> [Aim of the task]:
Return the count of lines with the string "Total" in them, and nothing else.

> [Dataset rows]:
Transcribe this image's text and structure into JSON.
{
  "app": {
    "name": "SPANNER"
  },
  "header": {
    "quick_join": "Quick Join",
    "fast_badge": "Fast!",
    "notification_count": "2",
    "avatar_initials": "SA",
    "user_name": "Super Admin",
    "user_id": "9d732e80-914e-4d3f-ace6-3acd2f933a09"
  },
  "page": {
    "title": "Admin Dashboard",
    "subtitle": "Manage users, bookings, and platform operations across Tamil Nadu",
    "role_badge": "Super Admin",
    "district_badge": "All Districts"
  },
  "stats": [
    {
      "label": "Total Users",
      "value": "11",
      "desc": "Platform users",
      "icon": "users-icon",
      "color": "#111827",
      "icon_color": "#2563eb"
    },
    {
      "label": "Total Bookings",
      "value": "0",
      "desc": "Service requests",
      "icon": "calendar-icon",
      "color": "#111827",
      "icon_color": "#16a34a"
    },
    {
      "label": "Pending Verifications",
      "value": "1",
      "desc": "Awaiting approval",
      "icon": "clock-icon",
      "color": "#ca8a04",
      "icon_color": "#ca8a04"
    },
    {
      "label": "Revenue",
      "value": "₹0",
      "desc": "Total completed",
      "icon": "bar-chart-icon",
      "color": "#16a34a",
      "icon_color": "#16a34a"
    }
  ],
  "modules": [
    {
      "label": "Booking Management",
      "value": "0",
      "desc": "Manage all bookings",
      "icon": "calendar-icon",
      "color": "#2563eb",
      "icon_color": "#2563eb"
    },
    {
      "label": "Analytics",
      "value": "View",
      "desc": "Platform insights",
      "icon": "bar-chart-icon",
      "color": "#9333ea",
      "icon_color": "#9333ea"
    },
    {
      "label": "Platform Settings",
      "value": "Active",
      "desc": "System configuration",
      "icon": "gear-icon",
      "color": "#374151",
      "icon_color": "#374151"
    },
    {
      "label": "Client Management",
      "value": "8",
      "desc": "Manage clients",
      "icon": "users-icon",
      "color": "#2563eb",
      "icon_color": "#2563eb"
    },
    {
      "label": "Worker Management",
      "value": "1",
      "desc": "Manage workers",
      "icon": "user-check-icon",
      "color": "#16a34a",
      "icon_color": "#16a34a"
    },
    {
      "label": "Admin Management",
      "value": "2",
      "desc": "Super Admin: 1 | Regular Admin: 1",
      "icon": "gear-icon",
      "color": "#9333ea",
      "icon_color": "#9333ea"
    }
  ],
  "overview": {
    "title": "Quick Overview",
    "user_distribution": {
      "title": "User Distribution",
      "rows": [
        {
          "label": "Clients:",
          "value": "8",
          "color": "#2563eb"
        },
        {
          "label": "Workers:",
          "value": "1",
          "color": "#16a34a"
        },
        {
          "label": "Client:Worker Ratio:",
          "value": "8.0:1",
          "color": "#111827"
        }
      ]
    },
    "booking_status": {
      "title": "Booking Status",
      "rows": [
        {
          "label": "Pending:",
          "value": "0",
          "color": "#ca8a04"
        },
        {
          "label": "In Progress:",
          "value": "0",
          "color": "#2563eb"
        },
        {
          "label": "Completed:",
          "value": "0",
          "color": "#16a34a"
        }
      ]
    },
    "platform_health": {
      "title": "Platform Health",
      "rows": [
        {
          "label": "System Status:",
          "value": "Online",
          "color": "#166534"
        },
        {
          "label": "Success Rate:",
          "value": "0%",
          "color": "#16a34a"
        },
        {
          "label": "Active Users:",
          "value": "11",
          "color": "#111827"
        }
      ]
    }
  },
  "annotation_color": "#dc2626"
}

> [Task response]:
3